--- Data section ---

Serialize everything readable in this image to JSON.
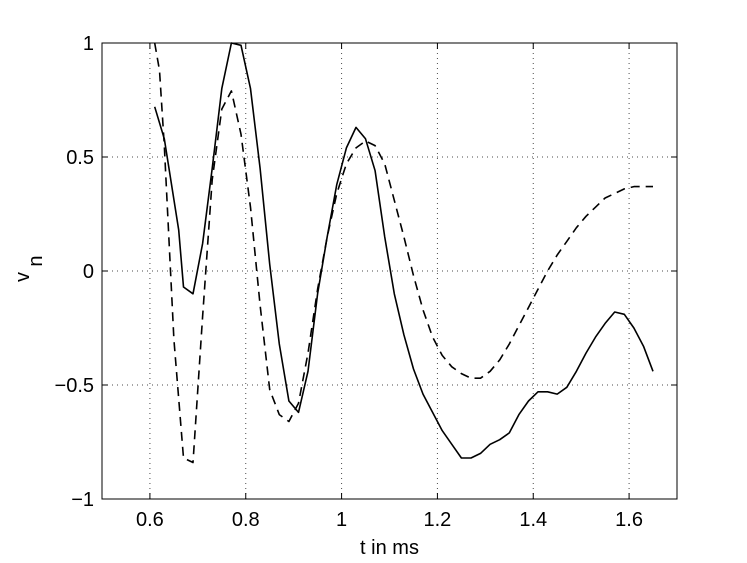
{
  "chart_data": {
    "type": "line",
    "title": "",
    "xlabel": "t in ms",
    "ylabel_main": "v",
    "ylabel_sub": "n",
    "xlim": [
      0.5,
      1.7
    ],
    "ylim": [
      -1,
      1
    ],
    "xticks": [
      0.6,
      0.8,
      1.0,
      1.2,
      1.4,
      1.6
    ],
    "xtick_labels": [
      "0.6",
      "0.8",
      "1",
      "1.2",
      "1.4",
      "1.6"
    ],
    "yticks": [
      1,
      0.5,
      0,
      -0.5,
      -1
    ],
    "ytick_labels": [
      "1",
      "0.5",
      "0",
      "−0.5",
      "−1"
    ],
    "grid": true,
    "series": [
      {
        "style": "solid",
        "x": [
          0.61,
          0.63,
          0.66,
          0.67,
          0.69,
          0.71,
          0.73,
          0.75,
          0.77,
          0.79,
          0.81,
          0.83,
          0.85,
          0.87,
          0.89,
          0.91,
          0.93,
          0.95,
          0.97,
          0.99,
          1.01,
          1.03,
          1.05,
          1.07,
          1.09,
          1.11,
          1.13,
          1.15,
          1.17,
          1.19,
          1.21,
          1.23,
          1.25,
          1.27,
          1.29,
          1.31,
          1.33,
          1.35,
          1.37,
          1.39,
          1.41,
          1.43,
          1.45,
          1.47,
          1.49,
          1.51,
          1.53,
          1.55,
          1.57,
          1.59,
          1.61,
          1.63,
          1.65
        ],
        "y": [
          0.72,
          0.58,
          0.18,
          -0.07,
          -0.1,
          0.12,
          0.45,
          0.8,
          1.0,
          0.99,
          0.8,
          0.45,
          0.03,
          -0.32,
          -0.57,
          -0.62,
          -0.44,
          -0.1,
          0.15,
          0.38,
          0.54,
          0.63,
          0.58,
          0.44,
          0.15,
          -0.1,
          -0.28,
          -0.43,
          -0.54,
          -0.62,
          -0.7,
          -0.76,
          -0.82,
          -0.82,
          -0.8,
          -0.76,
          -0.74,
          -0.71,
          -0.63,
          -0.57,
          -0.53,
          -0.53,
          -0.54,
          -0.51,
          -0.44,
          -0.36,
          -0.29,
          -0.23,
          -0.18,
          -0.19,
          -0.25,
          -0.33,
          -0.44
        ]
      },
      {
        "style": "dashed",
        "x": [
          0.61,
          0.62,
          0.63,
          0.65,
          0.67,
          0.69,
          0.71,
          0.73,
          0.75,
          0.77,
          0.79,
          0.81,
          0.83,
          0.85,
          0.87,
          0.89,
          0.91,
          0.93,
          0.95,
          0.97,
          0.99,
          1.01,
          1.03,
          1.05,
          1.07,
          1.09,
          1.11,
          1.13,
          1.15,
          1.17,
          1.19,
          1.21,
          1.23,
          1.25,
          1.27,
          1.29,
          1.31,
          1.33,
          1.35,
          1.37,
          1.39,
          1.41,
          1.43,
          1.45,
          1.47,
          1.49,
          1.51,
          1.53,
          1.55,
          1.57,
          1.59,
          1.61,
          1.63,
          1.65
        ],
        "y": [
          1.0,
          0.88,
          0.55,
          -0.3,
          -0.82,
          -0.84,
          -0.2,
          0.4,
          0.71,
          0.79,
          0.6,
          0.28,
          -0.15,
          -0.52,
          -0.63,
          -0.66,
          -0.58,
          -0.36,
          -0.08,
          0.15,
          0.34,
          0.47,
          0.54,
          0.57,
          0.55,
          0.47,
          0.31,
          0.15,
          -0.02,
          -0.17,
          -0.29,
          -0.37,
          -0.42,
          -0.45,
          -0.47,
          -0.47,
          -0.44,
          -0.39,
          -0.32,
          -0.24,
          -0.16,
          -0.08,
          0.0,
          0.07,
          0.13,
          0.19,
          0.24,
          0.28,
          0.32,
          0.34,
          0.36,
          0.37,
          0.37,
          0.37
        ]
      }
    ]
  }
}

---

### Task goal
Leave the pictures out, and transcribe each of the records exactly.

### Task answer
Serialize everything readable in this image to JSON.
{
  "chart_data": {
    "type": "line",
    "title": "",
    "xlabel": "t in ms",
    "ylabel_main": "v",
    "ylabel_sub": "n",
    "xlim": [
      0.5,
      1.7
    ],
    "ylim": [
      -1,
      1
    ],
    "xticks": [
      0.6,
      0.8,
      1.0,
      1.2,
      1.4,
      1.6
    ],
    "xtick_labels": [
      "0.6",
      "0.8",
      "1",
      "1.2",
      "1.4",
      "1.6"
    ],
    "yticks": [
      1,
      0.5,
      0,
      -0.5,
      -1
    ],
    "ytick_labels": [
      "1",
      "0.5",
      "0",
      "−0.5",
      "−1"
    ],
    "grid": true,
    "series": [
      {
        "style": "solid",
        "x": [
          0.61,
          0.63,
          0.66,
          0.67,
          0.69,
          0.71,
          0.73,
          0.75,
          0.77,
          0.79,
          0.81,
          0.83,
          0.85,
          0.87,
          0.89,
          0.91,
          0.93,
          0.95,
          0.97,
          0.99,
          1.01,
          1.03,
          1.05,
          1.07,
          1.09,
          1.11,
          1.13,
          1.15,
          1.17,
          1.19,
          1.21,
          1.23,
          1.25,
          1.27,
          1.29,
          1.31,
          1.33,
          1.35,
          1.37,
          1.39,
          1.41,
          1.43,
          1.45,
          1.47,
          1.49,
          1.51,
          1.53,
          1.55,
          1.57,
          1.59,
          1.61,
          1.63,
          1.65
        ],
        "y": [
          0.72,
          0.58,
          0.18,
          -0.07,
          -0.1,
          0.12,
          0.45,
          0.8,
          1.0,
          0.99,
          0.8,
          0.45,
          0.03,
          -0.32,
          -0.57,
          -0.62,
          -0.44,
          -0.1,
          0.15,
          0.38,
          0.54,
          0.63,
          0.58,
          0.44,
          0.15,
          -0.1,
          -0.28,
          -0.43,
          -0.54,
          -0.62,
          -0.7,
          -0.76,
          -0.82,
          -0.82,
          -0.8,
          -0.76,
          -0.74,
          -0.71,
          -0.63,
          -0.57,
          -0.53,
          -0.53,
          -0.54,
          -0.51,
          -0.44,
          -0.36,
          -0.29,
          -0.23,
          -0.18,
          -0.19,
          -0.25,
          -0.33,
          -0.44
        ]
      },
      {
        "style": "dashed",
        "x": [
          0.61,
          0.62,
          0.63,
          0.65,
          0.67,
          0.69,
          0.71,
          0.73,
          0.75,
          0.77,
          0.79,
          0.81,
          0.83,
          0.85,
          0.87,
          0.89,
          0.91,
          0.93,
          0.95,
          0.97,
          0.99,
          1.01,
          1.03,
          1.05,
          1.07,
          1.09,
          1.11,
          1.13,
          1.15,
          1.17,
          1.19,
          1.21,
          1.23,
          1.25,
          1.27,
          1.29,
          1.31,
          1.33,
          1.35,
          1.37,
          1.39,
          1.41,
          1.43,
          1.45,
          1.47,
          1.49,
          1.51,
          1.53,
          1.55,
          1.57,
          1.59,
          1.61,
          1.63,
          1.65
        ],
        "y": [
          1.0,
          0.88,
          0.55,
          -0.3,
          -0.82,
          -0.84,
          -0.2,
          0.4,
          0.71,
          0.79,
          0.6,
          0.28,
          -0.15,
          -0.52,
          -0.63,
          -0.66,
          -0.58,
          -0.36,
          -0.08,
          0.15,
          0.34,
          0.47,
          0.54,
          0.57,
          0.55,
          0.47,
          0.31,
          0.15,
          -0.02,
          -0.17,
          -0.29,
          -0.37,
          -0.42,
          -0.45,
          -0.47,
          -0.47,
          -0.44,
          -0.39,
          -0.32,
          -0.24,
          -0.16,
          -0.08,
          0.0,
          0.07,
          0.13,
          0.19,
          0.24,
          0.28,
          0.32,
          0.34,
          0.36,
          0.37,
          0.37,
          0.37
        ]
      }
    ]
  }
}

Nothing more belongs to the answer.